JOB: Make an exact copy of all the data.

ROWS:
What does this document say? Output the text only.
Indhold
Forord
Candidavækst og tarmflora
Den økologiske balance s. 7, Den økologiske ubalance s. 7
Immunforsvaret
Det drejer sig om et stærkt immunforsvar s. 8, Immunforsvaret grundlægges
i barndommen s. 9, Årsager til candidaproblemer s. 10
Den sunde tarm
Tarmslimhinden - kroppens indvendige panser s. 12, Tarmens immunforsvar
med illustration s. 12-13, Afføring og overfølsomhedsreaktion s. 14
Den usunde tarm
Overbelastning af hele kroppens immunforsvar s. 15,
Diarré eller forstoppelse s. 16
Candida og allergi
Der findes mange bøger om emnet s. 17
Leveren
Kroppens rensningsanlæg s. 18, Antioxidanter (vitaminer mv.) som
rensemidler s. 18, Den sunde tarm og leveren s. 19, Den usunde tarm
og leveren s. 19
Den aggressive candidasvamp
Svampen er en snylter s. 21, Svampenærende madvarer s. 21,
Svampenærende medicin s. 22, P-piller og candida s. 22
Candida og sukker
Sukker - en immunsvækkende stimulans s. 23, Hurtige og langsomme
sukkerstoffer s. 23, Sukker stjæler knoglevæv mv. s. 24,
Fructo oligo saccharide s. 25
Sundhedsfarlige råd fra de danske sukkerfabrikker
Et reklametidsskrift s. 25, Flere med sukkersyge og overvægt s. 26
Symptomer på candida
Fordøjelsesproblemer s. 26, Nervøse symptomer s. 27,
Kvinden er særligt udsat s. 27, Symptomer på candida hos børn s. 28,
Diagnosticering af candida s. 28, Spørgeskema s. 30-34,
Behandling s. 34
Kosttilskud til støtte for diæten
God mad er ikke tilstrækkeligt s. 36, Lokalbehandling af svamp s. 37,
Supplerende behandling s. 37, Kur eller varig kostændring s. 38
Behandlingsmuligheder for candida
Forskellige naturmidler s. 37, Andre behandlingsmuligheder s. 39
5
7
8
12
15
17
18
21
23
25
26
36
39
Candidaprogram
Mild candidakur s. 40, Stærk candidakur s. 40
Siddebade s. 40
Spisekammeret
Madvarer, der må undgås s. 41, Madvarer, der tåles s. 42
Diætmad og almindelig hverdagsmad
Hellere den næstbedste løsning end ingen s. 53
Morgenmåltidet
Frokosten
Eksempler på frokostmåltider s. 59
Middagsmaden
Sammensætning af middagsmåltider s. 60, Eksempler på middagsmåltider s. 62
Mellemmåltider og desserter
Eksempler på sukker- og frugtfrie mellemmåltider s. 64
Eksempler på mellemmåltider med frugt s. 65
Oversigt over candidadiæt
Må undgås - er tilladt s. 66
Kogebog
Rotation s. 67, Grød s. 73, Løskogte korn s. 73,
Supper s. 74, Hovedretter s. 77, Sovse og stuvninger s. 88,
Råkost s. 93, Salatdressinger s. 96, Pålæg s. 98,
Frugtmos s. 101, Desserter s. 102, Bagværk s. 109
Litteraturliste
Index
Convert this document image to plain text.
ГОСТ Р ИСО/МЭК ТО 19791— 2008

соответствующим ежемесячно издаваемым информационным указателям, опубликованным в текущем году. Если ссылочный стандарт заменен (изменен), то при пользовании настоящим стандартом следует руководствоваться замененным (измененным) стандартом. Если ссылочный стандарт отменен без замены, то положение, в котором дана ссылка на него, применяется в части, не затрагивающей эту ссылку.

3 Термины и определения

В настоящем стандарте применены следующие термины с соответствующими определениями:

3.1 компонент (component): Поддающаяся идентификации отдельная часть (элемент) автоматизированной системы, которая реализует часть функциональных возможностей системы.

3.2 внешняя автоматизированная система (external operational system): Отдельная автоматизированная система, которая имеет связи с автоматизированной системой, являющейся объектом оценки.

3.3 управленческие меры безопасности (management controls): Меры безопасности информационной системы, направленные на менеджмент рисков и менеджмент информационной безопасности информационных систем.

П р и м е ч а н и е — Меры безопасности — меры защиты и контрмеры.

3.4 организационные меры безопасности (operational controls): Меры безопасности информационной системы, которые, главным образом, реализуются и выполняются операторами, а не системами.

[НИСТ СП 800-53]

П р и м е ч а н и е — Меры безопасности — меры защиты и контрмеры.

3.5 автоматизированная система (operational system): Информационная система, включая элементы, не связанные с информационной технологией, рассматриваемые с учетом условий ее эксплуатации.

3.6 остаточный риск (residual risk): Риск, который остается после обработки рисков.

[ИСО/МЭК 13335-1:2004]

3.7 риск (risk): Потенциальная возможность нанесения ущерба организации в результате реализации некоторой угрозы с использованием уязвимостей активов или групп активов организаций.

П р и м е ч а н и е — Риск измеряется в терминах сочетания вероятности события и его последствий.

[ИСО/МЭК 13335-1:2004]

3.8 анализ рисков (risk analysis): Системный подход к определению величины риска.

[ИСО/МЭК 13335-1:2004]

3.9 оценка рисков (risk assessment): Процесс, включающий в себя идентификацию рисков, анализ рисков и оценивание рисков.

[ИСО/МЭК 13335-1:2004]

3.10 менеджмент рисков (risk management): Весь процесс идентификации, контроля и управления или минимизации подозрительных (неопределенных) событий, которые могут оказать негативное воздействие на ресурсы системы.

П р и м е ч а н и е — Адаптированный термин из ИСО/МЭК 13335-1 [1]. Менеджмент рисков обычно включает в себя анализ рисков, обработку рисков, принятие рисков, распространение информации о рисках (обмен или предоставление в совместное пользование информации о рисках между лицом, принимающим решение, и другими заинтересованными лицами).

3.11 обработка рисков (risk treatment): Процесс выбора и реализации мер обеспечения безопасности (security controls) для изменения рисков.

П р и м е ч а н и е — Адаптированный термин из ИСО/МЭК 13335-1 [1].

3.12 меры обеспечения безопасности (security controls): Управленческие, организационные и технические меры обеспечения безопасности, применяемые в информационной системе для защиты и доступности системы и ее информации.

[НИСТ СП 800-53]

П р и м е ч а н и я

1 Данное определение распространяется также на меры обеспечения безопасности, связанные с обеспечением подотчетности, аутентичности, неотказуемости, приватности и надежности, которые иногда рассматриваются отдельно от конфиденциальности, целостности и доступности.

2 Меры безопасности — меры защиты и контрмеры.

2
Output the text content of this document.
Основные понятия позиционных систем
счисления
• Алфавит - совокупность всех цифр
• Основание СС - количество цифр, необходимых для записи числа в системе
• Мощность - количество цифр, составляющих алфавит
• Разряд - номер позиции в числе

RESULT:
What does this document say? Output the text only.
Indhold
Forord
Candidavækst og tarmflora
Den økologiske balance s. 7, Den økologiske ubalance s. 7
Immunforsvaret
Det drejer sig om et stærkt immunforsvar s. 8, Immunforsvaret grundlægges
i barndommen s. 9, Årsager til candidaproblemer s. 10
Den sunde tarm
Tarmslimhinden - kroppens indvendige panser s. 12, Tarmens immunforsvar
med illustration s. 12-13, Afføring og overfølsomhedsreaktion s. 14
Den usunde tarm
Overbelastning af hele kroppens immunforsvar s. 15,
Diarré eller forstoppelse s. 16
Candida og allergi
Der findes mange bøger om emnet s. 17
Leveren
Kroppens rensningsanlæg s. 18, Antioxidanter (vitaminer mv.) som
rensemidler s. 18, Den sunde tarm og leveren s. 19, Den usunde tarm
og leveren s. 19
Den aggressive candidasvamp
Svampen er en snylter s. 21, Svampenærende madvarer s. 21,
Svampenærende medicin s. 22, P-piller og candida s. 22
Candida og sukker
Sukker - en immunsvækkende stimulans s. 23, Hurtige og langsomme
sukkerstoffer s. 23, Sukker stjæler knoglevæv mv. s. 24,
Fructo oligo saccharide s. 25
Sundhedsfarlige råd fra de danske sukkerfabrikker
Et reklametidsskrift s. 25, Flere med sukkersyge og overvægt s. 26
Symptomer på candida
Fordøjelsesproblemer s. 26, Nervøse symptomer s. 27,
Kvinden er særligt udsat s. 27, Symptomer på candida hos børn s. 28,
Diagnosticering af candida s. 28, Spørgeskema s. 30-34,
Behandling s. 34
Kosttilskud til støtte for diæten
God mad er ikke tilstrækkeligt s. 36, Lokalbehandling af svamp s. 37,
Supplerende behandling s. 37, Kur eller varig kostændring s. 38
Behandlingsmuligheder for candida
Forskellige naturmidler s. 37, Andre behandlingsmuligheder s. 39
5
7
8
12
15
17
18
21
23
25
26
36
39
Candidaprogram
Mild candidakur s. 40, Stærk candidakur s. 40
Siddebade s. 40
Spisekammeret
Madvarer, der må undgås s. 41, Madvarer, der tåles s. 42
Diætmad og almindelig hverdagsmad
Hellere den næstbedste løsning end ingen s. 53
Morgenmåltidet
Frokosten
Eksempler på frokostmåltider s. 59
Middagsmaden
Sammensætning af middagsmåltider s. 60, Eksempler på middagsmåltider s. 62
Mellemmåltider og desserter
Eksempler på sukker- og frugtfrie mellemmåltider s. 64
Eksempler på mellemmåltider med frugt s. 65
Oversigt over candidadiæt
Må undgås - er tilladt s. 66
Kogebog
Rotation s. 67, Grød s. 73, Løskogte korn s. 73,
Supper s. 74, Hovedretter s. 77, Sovse og stuvninger s. 88,
Råkost s. 93, Salatdressinger s. 96, Pålæg s. 98,
Frugtmos s. 101, Desserter s. 102, Bagværk s. 109
Litteraturliste
Index
Convert this document image to plain text.
ГОСТ Р ИСО/МЭК ТО 19791— 2008

соответствующим ежемесячно издаваемым информационным указателям, опубликованным в текущем году. Если ссылочный стандарт заменен (изменен), то при пользовании настоящим стандартом следует руководствоваться замененным (измененным) стандартом. Если ссылочный стандарт отменен без замены, то положение, в котором дана ссылка на него, применяется в части, не затрагивающей эту ссылку.

3 Термины и определения

В настоящем стандарте применены следующие термины с соответствующими определениями:

3.1 компонент (component): Поддающаяся идентификации отдельная часть (элемент) автоматизированной системы, которая реализует часть функциональных возможностей системы.

3.2 внешняя автоматизированная система (external operational system): Отдельная автоматизированная система, которая имеет связи с автоматизированной системой, являющейся объектом оценки.

3.3 управленческие меры безопасности (management controls): Меры безопасности информационной системы, направленные на менеджмент рисков и менеджмент информационной безопасности информационных систем.

П р и м е ч а н и е — Меры безопасности — меры защиты и контрмеры.

3.4 организационные меры безопасности (operational controls): Меры безопасности информационной системы, которые, главным образом, реализуются и выполняются операторами, а не системами.

[НИСТ СП 800-53]

П р и м е ч а н и е — Меры безопасности — меры защиты и контрмеры.

3.5 автоматизированная система (operational system): Информационная система, включая элементы, не связанные с информационной технологией, рассматриваемые с учетом условий ее эксплуатации.

3.6 остаточный риск (residual risk): Риск, который остается после обработки рисков.

[ИСО/МЭК 13335-1:2004]

3.7 риск (risk): Потенциальная возможность нанесения ущерба организации в результате реализации некоторой угрозы с использованием уязвимостей активов или групп активов организаций.

П р и м е ч а н и е — Риск измеряется в терминах сочетания вероятности события и его последствий.

[ИСО/МЭК 13335-1:2004]

3.8 анализ рисков (risk analysis): Системный подход к определению величины риска.

[ИСО/МЭК 13335-1:2004]

3.9 оценка рисков (risk assessment): Процесс, включающий в себя идентификацию рисков, анализ рисков и оценивание рисков.

[ИСО/МЭК 13335-1:2004]

3.10 менеджмент рисков (risk management): Весь процесс идентификации, контроля и управления или минимизации подозрительных (неопределенных) событий, которые могут оказать негативное воздействие на ресурсы системы.

П р и м е ч а н и е — Адаптированный термин из ИСО/МЭК 13335-1 [1]. Менеджмент рисков обычно включает в себя анализ рисков, обработку рисков, принятие рисков, распространение информации о рисках (обмен или предоставление в совместное пользование информации о рисках между лицом, принимающим решение, и другими заинтересованными лицами).

3.11 обработка рисков (risk treatment): Процесс выбора и реализации мер обеспечения безопасности (security controls) для изменения рисков.

П р и м е ч а н и е — Адаптированный термин из ИСО/МЭК 13335-1 [1].

3.12 меры обеспечения безопасности (security controls): Управленческие, организационные и технические меры обеспечения безопасности, применяемые в информационной системе для защиты и доступности системы и ее информации.

[НИСТ СП 800-53]

П р и м е ч а н и я

1 Данное определение распространяется также на меры обеспечения безопасности, связанные с обеспечением подотчетности, аутентичности, неотказуемости, приватности и надежности, которые иногда рассматриваются отдельно от конфиденциальности, целостности и доступности.

2 Меры безопасности — меры защиты и контрмеры.

2
Output the text content of this document.
Основные понятия позиционных систем
счисления
• Алфавит - совокупность всех цифр
• Основание СС - количество цифр, необходимых для записи числа в системе
• Мощность - количество цифр, составляющих алфавит
• Разряд - номер позиции в числе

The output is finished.